*** PROVIDED MATERIAL ***

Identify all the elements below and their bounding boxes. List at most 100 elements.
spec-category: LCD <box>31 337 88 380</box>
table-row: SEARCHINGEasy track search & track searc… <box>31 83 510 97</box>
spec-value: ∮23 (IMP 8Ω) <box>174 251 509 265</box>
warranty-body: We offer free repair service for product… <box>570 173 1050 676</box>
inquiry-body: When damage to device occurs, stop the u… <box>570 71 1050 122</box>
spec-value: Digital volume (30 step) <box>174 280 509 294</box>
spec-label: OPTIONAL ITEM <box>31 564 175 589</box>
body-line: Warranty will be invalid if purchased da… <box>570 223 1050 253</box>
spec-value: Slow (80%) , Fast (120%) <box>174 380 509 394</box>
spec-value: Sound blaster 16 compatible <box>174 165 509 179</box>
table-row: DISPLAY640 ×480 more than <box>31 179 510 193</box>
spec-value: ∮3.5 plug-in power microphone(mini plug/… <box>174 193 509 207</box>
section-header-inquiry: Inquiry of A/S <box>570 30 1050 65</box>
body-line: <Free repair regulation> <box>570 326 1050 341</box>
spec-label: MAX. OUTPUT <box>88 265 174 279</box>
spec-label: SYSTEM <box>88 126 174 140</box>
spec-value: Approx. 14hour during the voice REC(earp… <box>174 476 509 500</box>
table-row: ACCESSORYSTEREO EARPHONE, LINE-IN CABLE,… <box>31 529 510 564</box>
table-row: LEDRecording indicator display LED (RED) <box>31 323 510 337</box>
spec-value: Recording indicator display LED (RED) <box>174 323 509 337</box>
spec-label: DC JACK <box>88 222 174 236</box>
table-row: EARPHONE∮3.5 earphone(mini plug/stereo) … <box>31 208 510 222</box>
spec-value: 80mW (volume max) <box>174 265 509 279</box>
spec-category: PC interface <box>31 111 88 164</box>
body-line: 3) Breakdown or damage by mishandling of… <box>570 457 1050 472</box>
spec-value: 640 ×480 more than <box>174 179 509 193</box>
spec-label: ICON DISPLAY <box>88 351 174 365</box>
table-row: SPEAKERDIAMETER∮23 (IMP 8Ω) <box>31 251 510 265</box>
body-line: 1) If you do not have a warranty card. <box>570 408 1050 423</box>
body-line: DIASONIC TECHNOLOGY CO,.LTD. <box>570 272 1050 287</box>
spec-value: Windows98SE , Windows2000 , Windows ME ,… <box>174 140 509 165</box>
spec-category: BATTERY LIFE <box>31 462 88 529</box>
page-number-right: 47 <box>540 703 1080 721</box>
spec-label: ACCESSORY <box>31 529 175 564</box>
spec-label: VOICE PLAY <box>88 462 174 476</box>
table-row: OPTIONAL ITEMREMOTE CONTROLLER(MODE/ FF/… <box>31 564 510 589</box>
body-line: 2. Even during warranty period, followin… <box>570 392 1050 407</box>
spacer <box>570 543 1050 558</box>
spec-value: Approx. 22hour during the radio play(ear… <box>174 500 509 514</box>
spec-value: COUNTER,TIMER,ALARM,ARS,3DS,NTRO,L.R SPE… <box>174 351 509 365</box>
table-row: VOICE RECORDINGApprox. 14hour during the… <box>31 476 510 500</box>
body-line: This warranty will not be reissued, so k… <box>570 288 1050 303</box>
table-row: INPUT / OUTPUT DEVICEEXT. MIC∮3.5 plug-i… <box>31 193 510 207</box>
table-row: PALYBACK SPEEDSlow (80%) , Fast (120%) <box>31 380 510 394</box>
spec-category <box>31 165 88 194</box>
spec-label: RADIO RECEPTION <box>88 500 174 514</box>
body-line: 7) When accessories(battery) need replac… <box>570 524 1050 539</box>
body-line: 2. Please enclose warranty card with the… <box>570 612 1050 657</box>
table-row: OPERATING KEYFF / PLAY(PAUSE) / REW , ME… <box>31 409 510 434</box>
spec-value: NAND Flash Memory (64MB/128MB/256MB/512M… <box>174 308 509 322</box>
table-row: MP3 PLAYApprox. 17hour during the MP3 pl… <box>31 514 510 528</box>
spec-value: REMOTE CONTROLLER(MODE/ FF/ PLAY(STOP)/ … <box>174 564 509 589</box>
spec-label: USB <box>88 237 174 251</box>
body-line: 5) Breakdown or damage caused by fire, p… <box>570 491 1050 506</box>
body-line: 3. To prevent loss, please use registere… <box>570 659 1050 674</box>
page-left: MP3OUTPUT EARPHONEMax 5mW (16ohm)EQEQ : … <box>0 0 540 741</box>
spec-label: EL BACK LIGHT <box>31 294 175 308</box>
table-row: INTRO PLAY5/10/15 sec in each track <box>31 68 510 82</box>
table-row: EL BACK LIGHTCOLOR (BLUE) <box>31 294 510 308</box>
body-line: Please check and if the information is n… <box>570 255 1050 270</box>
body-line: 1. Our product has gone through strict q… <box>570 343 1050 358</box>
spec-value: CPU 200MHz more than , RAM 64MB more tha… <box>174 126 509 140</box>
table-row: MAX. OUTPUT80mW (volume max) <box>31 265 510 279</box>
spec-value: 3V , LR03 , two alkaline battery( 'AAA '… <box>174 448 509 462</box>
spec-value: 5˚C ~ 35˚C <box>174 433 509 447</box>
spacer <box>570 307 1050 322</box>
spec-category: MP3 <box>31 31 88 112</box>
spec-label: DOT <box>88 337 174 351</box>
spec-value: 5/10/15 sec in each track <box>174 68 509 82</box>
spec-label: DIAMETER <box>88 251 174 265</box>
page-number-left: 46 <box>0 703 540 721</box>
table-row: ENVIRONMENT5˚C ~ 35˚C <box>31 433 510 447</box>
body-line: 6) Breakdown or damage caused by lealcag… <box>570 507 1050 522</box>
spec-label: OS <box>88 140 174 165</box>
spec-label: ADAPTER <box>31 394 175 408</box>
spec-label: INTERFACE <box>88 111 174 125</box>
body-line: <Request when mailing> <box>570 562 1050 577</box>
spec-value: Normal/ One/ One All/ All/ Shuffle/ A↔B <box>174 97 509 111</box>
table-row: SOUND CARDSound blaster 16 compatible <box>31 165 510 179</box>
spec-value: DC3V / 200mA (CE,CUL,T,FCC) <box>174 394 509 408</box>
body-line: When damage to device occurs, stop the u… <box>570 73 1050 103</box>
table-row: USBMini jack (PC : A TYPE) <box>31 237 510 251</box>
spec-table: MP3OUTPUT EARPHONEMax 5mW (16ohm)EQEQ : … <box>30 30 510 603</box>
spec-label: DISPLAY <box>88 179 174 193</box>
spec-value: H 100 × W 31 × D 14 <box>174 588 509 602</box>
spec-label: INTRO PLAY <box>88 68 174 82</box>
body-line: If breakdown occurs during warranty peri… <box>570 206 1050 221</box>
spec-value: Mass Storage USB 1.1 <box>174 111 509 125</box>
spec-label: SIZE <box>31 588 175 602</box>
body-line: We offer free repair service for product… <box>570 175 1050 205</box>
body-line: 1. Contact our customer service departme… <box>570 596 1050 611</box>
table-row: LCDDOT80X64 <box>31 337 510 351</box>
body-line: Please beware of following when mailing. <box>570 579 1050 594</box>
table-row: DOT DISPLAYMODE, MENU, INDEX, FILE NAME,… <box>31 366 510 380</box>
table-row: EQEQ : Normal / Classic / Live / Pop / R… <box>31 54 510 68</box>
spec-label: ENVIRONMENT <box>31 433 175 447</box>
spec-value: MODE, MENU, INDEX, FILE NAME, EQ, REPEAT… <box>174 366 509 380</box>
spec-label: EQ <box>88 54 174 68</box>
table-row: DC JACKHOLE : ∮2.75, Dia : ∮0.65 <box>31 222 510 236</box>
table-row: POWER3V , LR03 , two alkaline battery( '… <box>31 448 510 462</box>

***

THE EXERCISE
Rewrite every line of the material above as a Markdown table with two columns, Entry and Text, numbering the rows in order and skipping any blank lines.

FULL RESPONSE
| Entry | Text |
|---|---|
| 1 | Identify all the elements below and their bounding boxes. List at most 100 elements. |
| 2 | spec-category: LCD <box>31 337 88 380</box> |
| 3 | table-row: SEARCHINGEasy track search & track searc… <box>31 83 510 97</box> |
| 4 | spec-value: ∮23 (IMP 8Ω) <box>174 251 509 265</box> |
| 5 | warranty-body: We offer free repair service for product… <box>570 173 1050 676</box> |
| 6 | inquiry-body: When damage to device occurs, stop the u… <box>570 71 1050 122</box> |
| 7 | spec-value: Digital volume (30 step) <box>174 280 509 294</box> |
| 8 | spec-label: OPTIONAL ITEM <box>31 564 175 589</box> |
| 9 | body-line: Warranty will be invalid if purchased da… <box>570 223 1050 253</box> |
| 10 | spec-value: Slow (80%) , Fast (120%) <box>174 380 509 394</box> |
| 11 | spec-value: Sound blaster 16 compatible <box>174 165 509 179</box> |
| 12 | table-row: DISPLAY640 ×480 more than <box>31 179 510 193</box> |
| 13 | spec-value: ∮3.5 plug-in power microphone(mini plug/… <box>174 193 509 207</box> |
| 14 | section-header-inquiry: Inquiry of A/S <box>570 30 1050 65</box> |
| 15 | body-line: <Free repair regulation> <box>570 326 1050 341</box> |
| 16 | spec-label: MAX. OUTPUT <box>88 265 174 279</box> |
| 17 | spec-label: SYSTEM <box>88 126 174 140</box> |
| 18 | spec-value: Approx. 14hour during the voice REC(earp… <box>174 476 509 500</box> |
| 19 | table-row: ACCESSORYSTEREO EARPHONE, LINE-IN CABLE,… <box>31 529 510 564</box> |
| 20 | table-row: LEDRecording indicator display LED (RED) <box>31 323 510 337</box> |
| 21 | spec-value: Recording indicator display LED (RED) <box>174 323 509 337</box> |
| 22 | spec-label: DC JACK <box>88 222 174 236</box> |
| 23 | table-row: EARPHONE∮3.5 earphone(mini plug/stereo) … <box>31 208 510 222</box> |
| 24 | spec-value: 80mW (volume max) <box>174 265 509 279</box> |
| 25 | spec-category: PC interface <box>31 111 88 164</box> |
| 26 | body-line: 3) Breakdown or damage by mishandling of… <box>570 457 1050 472</box> |
| 27 | spec-value: 640 ×480 more than <box>174 179 509 193</box> |
| 28 | spec-label: ICON DISPLAY <box>88 351 174 365</box> |
| 29 | table-row: SPEAKERDIAMETER∮23 (IMP 8Ω) <box>31 251 510 265</box> |
| 30 | body-line: 1) If you do not have a warranty card. <box>570 408 1050 423</box> |
| 31 | body-line: DIASONIC TECHNOLOGY CO,.LTD. <box>570 272 1050 287</box> |
| 32 | spec-value: Windows98SE , Windows2000 , Windows ME ,… <box>174 140 509 165</box> |
| 33 | spec-category: BATTERY LIFE <box>31 462 88 529</box> |
| 34 | page-number-right: 47 <box>540 703 1080 721</box> |
| 35 | spec-label: ACCESSORY <box>31 529 175 564</box> |
| 36 | spec-label: VOICE PLAY <box>88 462 174 476</box> |
| 37 | table-row: OPTIONAL ITEMREMOTE CONTROLLER(MODE/ FF/… <box>31 564 510 589</box> |
| 38 | body-line: 2. Even during warranty period, followin… <box>570 392 1050 407</box> |
| 39 | spacer <box>570 543 1050 558</box> |
| 40 | spec-value: Approx. 22hour during the radio play(ear… <box>174 500 509 514</box> |
| 41 | spec-value: COUNTER,TIMER,ALARM,ARS,3DS,NTRO,L.R SPE… <box>174 351 509 365</box> |
| 42 | table-row: VOICE RECORDINGApprox. 14hour during the… <box>31 476 510 500</box> |
| 43 | body-line: This warranty will not be reissued, so k… <box>570 288 1050 303</box> |
| 44 | table-row: INPUT / OUTPUT DEVICEEXT. MIC∮3.5 plug-i… <box>31 193 510 207</box> |
| 45 | table-row: PALYBACK SPEEDSlow (80%) , Fast (120%) <box>31 380 510 394</box> |
| 46 | spec-category <box>31 165 88 194</box> |
| 47 | spec-label: RADIO RECEPTION <box>88 500 174 514</box> |
| 48 | body-line: 7) When accessories(battery) need replac… <box>570 524 1050 539</box> |
| 49 | body-line: 2. Please enclose warranty card with the… <box>570 612 1050 657</box> |
| 50 | table-row: OPERATING KEYFF / PLAY(PAUSE) / REW , ME… <box>31 409 510 434</box> |
| 51 | spec-value: NAND Flash Memory (64MB/128MB/256MB/512M… <box>174 308 509 322</box> |
| 52 | table-row: MP3 PLAYApprox. 17hour during the MP3 pl… <box>31 514 510 528</box> |
| 53 | spec-value: REMOTE CONTROLLER(MODE/ FF/ PLAY(STOP)/ … <box>174 564 509 589</box> |
| 54 | spec-label: USB <box>88 237 174 251</box> |
| 55 | body-line: 5) Breakdown or damage caused by fire, p… <box>570 491 1050 506</box> |
| 56 | body-line: 3. To prevent loss, please use registere… <box>570 659 1050 674</box> |
| 57 | page-left: MP3OUTPUT EARPHONEMax 5mW (16ohm)EQEQ : … <box>0 0 540 741</box> |
| 58 | spec-label: EL BACK LIGHT <box>31 294 175 308</box> |
| 59 | table-row: INTRO PLAY5/10/15 sec in each track <box>31 68 510 82</box> |
| 60 | table-row: EL BACK LIGHTCOLOR (BLUE) <box>31 294 510 308</box> |
| 61 | body-line: Please check and if the information is n… <box>570 255 1050 270</box> |
| 62 | body-line: 1. Our product has gone through strict q… <box>570 343 1050 358</box> |
| 63 | spec-value: CPU 200MHz more than , RAM 64MB more tha… <box>174 126 509 140</box> |
| 64 | table-row: MAX. OUTPUT80mW (volume max) <box>31 265 510 279</box> |
| 65 | spec-value: 3V , LR03 , two alkaline battery( 'AAA '… <box>174 448 509 462</box> |
| 66 | spec-value: 5˚C ~ 35˚C <box>174 433 509 447</box> |
| 67 | spacer <box>570 307 1050 322</box> |
| 68 | spec-category: MP3 <box>31 31 88 112</box> |
| 69 | spec-label: DOT <box>88 337 174 351</box> |
| 70 | spec-value: 5/10/15 sec in each track <box>174 68 509 82</box> |
| 71 | spec-label: DIAMETER <box>88 251 174 265</box> |
| 72 | page-number-left: 46 <box>0 703 540 721</box> |
| 73 | table-row: ENVIRONMENT5˚C ~ 35˚C <box>31 433 510 447</box> |
| 74 | body-line: 6) Breakdown or damage caused by lealcag… <box>570 507 1050 522</box> |
| 75 | spec-label: OS <box>88 140 174 165</box> |
| 76 | spec-label: ADAPTER <box>31 394 175 408</box> |
| 77 | spec-label: INTERFACE <box>88 111 174 125</box> |
| 78 | body-line: <Request when mailing> <box>570 562 1050 577</box> |
| 79 | spec-value: Normal/ One/ One All/ All/ Shuffle/ A↔B <box>174 97 509 111</box> |
| 80 | table-row: SOUND CARDSound blaster 16 compatible <box>31 165 510 179</box> |
| 81 | spec-value: DC3V / 200mA (CE,CUL,T,FCC) <box>174 394 509 408</box> |
| 82 | body-line: When damage to device occurs, stop the u… <box>570 73 1050 103</box> |
| 83 | table-row: USBMini jack (PC : A TYPE) <box>31 237 510 251</box> |
| 84 | spec-table: MP3OUTPUT EARPHONEMax 5mW (16ohm)EQEQ : … <box>30 30 510 603</box> |
| 85 | spec-label: DISPLAY <box>88 179 174 193</box> |
| 86 | spec-value: H 100 × W 31 × D 14 <box>174 588 509 602</box> |
| 87 | spec-label: INTRO PLAY <box>88 68 174 82</box> |
| 88 | body-line: If breakdown occurs during warranty peri… <box>570 206 1050 221</box> |
| 89 | spec-value: Mass Storage USB 1.1 <box>174 111 509 125</box> |
| 90 | spec-label: SIZE <box>31 588 175 602</box> |
| 91 | body-line: We offer free repair service for product… <box>570 175 1050 205</box> |
| 92 | body-line: 1. Contact our customer service departme… <box>570 596 1050 611</box> |
| 93 | table-row: LCDDOT80X64 <box>31 337 510 351</box> |
| 94 | body-line: Please beware of following when mailing. <box>570 579 1050 594</box> |
| 95 | table-row: DOT DISPLAYMODE, MENU, INDEX, FILE NAME,… <box>31 366 510 380</box> |
| 96 | table-row: EQEQ : Normal / Classic / Live / Pop / R… <box>31 54 510 68</box> |
| 97 | spec-label: ENVIRONMENT <box>31 433 175 447</box> |
| 98 | spec-value: MODE, MENU, INDEX, FILE NAME, EQ, REPEAT… <box>174 366 509 380</box> |
| 99 | spec-label: EQ <box>88 54 174 68</box> |
| 100 | table-row: DC JACKHOLE : ∮2.75, Dia : ∮0.65 <box>31 222 510 236</box> |
| 101 | table-row: POWER3V , LR03 , two alkaline battery( '… <box>31 448 510 462</box> |